Provided records:

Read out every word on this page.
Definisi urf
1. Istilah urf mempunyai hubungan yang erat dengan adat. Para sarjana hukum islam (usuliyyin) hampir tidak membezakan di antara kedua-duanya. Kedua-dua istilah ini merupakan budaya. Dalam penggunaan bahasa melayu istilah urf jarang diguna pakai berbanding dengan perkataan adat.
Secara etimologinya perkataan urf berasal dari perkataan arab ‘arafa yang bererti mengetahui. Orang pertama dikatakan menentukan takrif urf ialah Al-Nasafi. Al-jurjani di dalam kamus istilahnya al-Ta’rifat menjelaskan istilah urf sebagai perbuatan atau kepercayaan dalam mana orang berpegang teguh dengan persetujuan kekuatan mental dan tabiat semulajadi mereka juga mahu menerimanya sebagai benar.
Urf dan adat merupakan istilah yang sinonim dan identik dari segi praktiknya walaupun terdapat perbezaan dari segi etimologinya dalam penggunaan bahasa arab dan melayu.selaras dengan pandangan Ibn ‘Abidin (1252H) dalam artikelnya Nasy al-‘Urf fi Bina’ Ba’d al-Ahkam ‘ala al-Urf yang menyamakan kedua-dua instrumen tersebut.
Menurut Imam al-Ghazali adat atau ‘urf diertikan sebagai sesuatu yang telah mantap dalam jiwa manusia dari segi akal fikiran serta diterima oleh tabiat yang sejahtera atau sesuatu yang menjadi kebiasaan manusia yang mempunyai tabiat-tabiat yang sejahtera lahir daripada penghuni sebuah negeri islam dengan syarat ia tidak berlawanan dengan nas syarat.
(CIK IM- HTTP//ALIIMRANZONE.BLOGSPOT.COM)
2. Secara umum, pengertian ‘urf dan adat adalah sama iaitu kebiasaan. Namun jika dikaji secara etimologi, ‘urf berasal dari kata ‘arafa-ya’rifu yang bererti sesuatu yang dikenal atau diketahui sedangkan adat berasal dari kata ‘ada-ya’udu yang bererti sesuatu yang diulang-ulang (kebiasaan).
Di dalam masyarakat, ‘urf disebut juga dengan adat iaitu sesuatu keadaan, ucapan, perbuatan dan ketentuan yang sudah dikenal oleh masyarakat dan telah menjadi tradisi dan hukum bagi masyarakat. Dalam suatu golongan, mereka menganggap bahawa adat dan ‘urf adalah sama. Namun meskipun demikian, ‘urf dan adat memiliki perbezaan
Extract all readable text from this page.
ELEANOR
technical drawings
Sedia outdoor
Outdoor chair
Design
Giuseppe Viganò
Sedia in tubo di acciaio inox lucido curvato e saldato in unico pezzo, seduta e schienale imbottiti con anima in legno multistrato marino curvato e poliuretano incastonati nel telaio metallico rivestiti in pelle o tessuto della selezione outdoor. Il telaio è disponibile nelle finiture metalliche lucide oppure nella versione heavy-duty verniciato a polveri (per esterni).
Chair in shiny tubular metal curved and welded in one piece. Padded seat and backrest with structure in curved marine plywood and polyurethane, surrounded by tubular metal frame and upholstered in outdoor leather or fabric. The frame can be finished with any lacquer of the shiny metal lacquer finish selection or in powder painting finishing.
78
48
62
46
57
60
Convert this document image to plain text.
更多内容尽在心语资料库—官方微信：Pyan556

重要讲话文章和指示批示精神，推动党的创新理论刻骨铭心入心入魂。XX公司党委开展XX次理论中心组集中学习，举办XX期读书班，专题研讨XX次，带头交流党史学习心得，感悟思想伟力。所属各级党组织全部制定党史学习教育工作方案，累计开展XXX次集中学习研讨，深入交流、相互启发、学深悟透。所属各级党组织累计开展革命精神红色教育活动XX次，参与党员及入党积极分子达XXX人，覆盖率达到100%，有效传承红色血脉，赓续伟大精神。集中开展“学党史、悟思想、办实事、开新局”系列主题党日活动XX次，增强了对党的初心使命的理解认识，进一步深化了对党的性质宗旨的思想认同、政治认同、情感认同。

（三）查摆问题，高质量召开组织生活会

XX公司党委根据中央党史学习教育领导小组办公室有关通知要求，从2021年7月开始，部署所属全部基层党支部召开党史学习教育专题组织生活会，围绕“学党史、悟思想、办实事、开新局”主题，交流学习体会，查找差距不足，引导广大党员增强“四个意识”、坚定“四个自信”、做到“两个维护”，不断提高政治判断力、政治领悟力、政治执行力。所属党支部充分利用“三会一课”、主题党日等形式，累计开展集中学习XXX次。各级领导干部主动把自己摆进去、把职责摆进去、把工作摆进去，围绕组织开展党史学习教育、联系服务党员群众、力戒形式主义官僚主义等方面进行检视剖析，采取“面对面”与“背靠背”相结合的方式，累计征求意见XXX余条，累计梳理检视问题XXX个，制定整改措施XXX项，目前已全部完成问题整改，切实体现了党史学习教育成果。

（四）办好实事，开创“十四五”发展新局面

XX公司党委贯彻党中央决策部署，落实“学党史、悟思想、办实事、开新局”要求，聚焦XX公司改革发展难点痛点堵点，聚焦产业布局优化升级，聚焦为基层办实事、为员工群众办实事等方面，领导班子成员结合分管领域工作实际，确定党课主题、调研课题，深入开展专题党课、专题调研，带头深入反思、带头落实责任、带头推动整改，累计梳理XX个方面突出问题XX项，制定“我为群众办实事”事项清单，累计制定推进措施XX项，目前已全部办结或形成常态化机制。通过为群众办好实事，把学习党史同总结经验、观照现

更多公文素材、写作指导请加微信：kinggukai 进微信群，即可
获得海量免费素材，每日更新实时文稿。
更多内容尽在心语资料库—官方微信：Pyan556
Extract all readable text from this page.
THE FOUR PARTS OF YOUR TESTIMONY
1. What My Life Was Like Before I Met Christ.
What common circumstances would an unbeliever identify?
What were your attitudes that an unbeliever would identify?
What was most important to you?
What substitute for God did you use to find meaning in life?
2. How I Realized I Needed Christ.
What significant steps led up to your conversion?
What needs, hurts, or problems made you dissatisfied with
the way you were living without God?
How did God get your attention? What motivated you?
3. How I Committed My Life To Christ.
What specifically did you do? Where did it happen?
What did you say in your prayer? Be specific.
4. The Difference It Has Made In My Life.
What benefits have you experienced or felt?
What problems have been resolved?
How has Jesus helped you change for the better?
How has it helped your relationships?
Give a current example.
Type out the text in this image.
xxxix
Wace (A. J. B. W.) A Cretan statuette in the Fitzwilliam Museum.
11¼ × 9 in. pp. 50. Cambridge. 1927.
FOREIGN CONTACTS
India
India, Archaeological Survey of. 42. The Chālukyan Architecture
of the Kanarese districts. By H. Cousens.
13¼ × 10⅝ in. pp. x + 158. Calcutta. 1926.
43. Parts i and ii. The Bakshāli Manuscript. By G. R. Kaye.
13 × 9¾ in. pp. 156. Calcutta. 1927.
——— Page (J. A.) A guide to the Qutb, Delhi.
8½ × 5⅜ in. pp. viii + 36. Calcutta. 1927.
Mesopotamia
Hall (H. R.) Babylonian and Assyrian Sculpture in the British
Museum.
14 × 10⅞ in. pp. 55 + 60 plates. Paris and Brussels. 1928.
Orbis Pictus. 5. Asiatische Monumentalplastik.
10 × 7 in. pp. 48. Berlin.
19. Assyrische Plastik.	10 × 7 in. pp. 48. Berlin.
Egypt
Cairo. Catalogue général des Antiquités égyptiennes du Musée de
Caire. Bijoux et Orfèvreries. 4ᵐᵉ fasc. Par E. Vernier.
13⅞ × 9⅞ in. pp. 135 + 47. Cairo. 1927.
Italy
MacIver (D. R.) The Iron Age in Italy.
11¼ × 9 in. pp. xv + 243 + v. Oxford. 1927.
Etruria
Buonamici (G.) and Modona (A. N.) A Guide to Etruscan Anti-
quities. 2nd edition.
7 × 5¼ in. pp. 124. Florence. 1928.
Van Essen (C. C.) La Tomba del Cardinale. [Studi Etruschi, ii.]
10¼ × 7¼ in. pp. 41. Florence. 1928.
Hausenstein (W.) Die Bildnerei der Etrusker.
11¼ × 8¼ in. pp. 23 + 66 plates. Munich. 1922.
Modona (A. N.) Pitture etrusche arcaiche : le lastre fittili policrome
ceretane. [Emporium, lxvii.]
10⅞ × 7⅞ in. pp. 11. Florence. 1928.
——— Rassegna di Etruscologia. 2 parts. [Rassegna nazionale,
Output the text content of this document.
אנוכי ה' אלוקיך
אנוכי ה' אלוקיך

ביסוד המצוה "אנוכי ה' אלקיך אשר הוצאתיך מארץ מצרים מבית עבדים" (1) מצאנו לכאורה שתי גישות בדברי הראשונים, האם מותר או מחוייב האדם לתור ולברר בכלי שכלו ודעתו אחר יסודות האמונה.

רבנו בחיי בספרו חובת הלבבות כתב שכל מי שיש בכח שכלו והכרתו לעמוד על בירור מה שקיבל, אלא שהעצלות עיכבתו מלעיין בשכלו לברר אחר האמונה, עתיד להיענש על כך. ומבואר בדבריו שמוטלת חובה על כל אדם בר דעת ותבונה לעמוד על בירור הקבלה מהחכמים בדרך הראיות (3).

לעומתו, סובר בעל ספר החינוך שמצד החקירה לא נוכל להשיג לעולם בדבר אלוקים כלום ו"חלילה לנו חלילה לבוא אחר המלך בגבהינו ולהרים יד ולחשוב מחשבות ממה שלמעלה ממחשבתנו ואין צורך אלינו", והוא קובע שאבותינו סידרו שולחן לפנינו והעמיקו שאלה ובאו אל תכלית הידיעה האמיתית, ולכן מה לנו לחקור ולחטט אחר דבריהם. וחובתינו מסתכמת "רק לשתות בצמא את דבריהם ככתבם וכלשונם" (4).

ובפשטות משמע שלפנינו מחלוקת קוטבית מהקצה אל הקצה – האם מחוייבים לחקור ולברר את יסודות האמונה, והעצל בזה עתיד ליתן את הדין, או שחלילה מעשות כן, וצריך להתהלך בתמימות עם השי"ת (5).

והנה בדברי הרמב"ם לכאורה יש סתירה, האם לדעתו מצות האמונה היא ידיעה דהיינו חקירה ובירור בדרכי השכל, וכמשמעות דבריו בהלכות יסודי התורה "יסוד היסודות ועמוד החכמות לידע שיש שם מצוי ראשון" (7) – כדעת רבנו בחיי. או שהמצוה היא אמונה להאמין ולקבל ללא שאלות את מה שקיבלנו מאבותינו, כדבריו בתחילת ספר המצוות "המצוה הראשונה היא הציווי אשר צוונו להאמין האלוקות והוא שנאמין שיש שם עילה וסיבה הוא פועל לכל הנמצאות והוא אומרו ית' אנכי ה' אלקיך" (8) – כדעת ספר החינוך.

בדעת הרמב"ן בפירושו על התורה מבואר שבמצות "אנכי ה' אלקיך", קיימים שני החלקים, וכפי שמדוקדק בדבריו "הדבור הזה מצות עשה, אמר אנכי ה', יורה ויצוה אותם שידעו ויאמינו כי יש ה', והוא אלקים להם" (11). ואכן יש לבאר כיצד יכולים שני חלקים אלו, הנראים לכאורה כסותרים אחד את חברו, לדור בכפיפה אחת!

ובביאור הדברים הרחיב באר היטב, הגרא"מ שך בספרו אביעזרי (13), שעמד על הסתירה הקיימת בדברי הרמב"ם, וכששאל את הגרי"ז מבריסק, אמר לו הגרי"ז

Exercise requirements:
Take every line containing the word "were" and copy it.

Answer to this task:
What were your attitudes that an unbeliever would identify?
the way you were living without God?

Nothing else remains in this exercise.